= What the exercise asks =
Please return every record exactly, with no pictures included.

= Data provided =
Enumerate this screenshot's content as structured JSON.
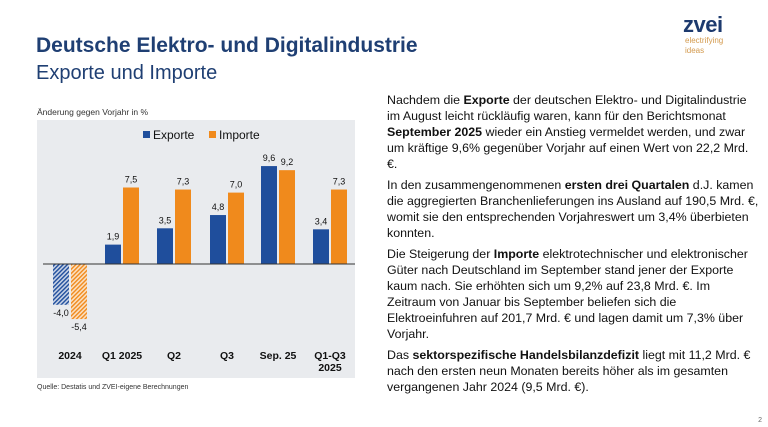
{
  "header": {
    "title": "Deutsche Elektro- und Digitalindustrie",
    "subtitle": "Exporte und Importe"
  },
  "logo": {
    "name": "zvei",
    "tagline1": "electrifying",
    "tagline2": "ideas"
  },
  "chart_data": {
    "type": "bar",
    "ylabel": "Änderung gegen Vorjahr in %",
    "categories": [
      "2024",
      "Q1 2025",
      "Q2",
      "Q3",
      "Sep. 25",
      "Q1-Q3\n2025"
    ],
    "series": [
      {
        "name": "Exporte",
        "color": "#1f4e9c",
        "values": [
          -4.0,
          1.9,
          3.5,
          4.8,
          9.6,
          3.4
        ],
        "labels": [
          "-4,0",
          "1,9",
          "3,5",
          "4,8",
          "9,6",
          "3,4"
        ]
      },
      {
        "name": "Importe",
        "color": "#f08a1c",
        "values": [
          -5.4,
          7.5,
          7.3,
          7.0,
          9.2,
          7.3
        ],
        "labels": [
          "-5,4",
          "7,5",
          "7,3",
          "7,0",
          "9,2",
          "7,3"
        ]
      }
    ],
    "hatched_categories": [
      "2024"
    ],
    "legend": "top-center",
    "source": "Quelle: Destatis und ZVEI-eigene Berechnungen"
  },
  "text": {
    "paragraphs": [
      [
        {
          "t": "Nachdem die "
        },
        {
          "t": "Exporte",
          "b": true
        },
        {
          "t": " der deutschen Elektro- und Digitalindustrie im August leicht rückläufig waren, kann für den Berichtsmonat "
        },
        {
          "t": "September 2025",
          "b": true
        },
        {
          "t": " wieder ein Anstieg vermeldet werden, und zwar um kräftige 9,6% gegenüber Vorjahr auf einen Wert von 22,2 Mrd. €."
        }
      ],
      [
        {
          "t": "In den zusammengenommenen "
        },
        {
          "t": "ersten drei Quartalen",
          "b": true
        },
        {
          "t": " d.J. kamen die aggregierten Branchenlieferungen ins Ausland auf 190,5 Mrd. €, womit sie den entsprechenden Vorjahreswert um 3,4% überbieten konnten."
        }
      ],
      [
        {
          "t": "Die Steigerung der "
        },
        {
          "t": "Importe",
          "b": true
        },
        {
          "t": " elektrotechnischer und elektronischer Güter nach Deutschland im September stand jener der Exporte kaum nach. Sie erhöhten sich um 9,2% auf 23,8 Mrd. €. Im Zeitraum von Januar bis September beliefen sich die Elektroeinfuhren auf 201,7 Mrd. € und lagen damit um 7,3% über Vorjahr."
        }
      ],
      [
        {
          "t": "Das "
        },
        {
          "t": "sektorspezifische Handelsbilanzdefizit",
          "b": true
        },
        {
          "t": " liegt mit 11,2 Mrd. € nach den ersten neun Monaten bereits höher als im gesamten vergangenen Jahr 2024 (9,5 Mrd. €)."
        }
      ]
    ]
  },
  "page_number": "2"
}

= Answer to this problem =
Enumerate this screenshot's content as structured JSON.
{
  "header": {
    "title": "Deutsche Elektro- und Digitalindustrie",
    "subtitle": "Exporte und Importe"
  },
  "logo": {
    "name": "zvei",
    "tagline1": "electrifying",
    "tagline2": "ideas"
  },
  "chart_data": {
    "type": "bar",
    "ylabel": "Änderung gegen Vorjahr in %",
    "categories": [
      "2024",
      "Q1 2025",
      "Q2",
      "Q3",
      "Sep. 25",
      "Q1-Q3\n2025"
    ],
    "series": [
      {
        "name": "Exporte",
        "color": "#1f4e9c",
        "values": [
          -4.0,
          1.9,
          3.5,
          4.8,
          9.6,
          3.4
        ],
        "labels": [
          "-4,0",
          "1,9",
          "3,5",
          "4,8",
          "9,6",
          "3,4"
        ]
      },
      {
        "name": "Importe",
        "color": "#f08a1c",
        "values": [
          -5.4,
          7.5,
          7.3,
          7.0,
          9.2,
          7.3
        ],
        "labels": [
          "-5,4",
          "7,5",
          "7,3",
          "7,0",
          "9,2",
          "7,3"
        ]
      }
    ],
    "hatched_categories": [
      "2024"
    ],
    "legend": "top-center",
    "source": "Quelle: Destatis und ZVEI-eigene Berechnungen"
  },
  "text": {
    "paragraphs": [
      [
        {
          "t": "Nachdem die "
        },
        {
          "t": "Exporte",
          "b": true
        },
        {
          "t": " der deutschen Elektro- und Digitalindustrie im August leicht rückläufig waren, kann für den Berichtsmonat "
        },
        {
          "t": "September 2025",
          "b": true
        },
        {
          "t": " wieder ein Anstieg vermeldet werden, und zwar um kräftige 9,6% gegenüber Vorjahr auf einen Wert von 22,2 Mrd. €."
        }
      ],
      [
        {
          "t": "In den zusammengenommenen "
        },
        {
          "t": "ersten drei Quartalen",
          "b": true
        },
        {
          "t": " d.J. kamen die aggregierten Branchenlieferungen ins Ausland auf 190,5 Mrd. €, womit sie den entsprechenden Vorjahreswert um 3,4% überbieten konnten."
        }
      ],
      [
        {
          "t": "Die Steigerung der "
        },
        {
          "t": "Importe",
          "b": true
        },
        {
          "t": " elektrotechnischer und elektronischer Güter nach Deutschland im September stand jener der Exporte kaum nach. Sie erhöhten sich um 9,2% auf 23,8 Mrd. €. Im Zeitraum von Januar bis September beliefen sich die Elektroeinfuhren auf 201,7 Mrd. € und lagen damit um 7,3% über Vorjahr."
        }
      ],
      [
        {
          "t": "Das "
        },
        {
          "t": "sektorspezifische Handelsbilanzdefizit",
          "b": true
        },
        {
          "t": " liegt mit 11,2 Mrd. € nach den ersten neun Monaten bereits höher als im gesamten vergangenen Jahr 2024 (9,5 Mrd. €)."
        }
      ]
    ]
  },
  "page_number": "2"
}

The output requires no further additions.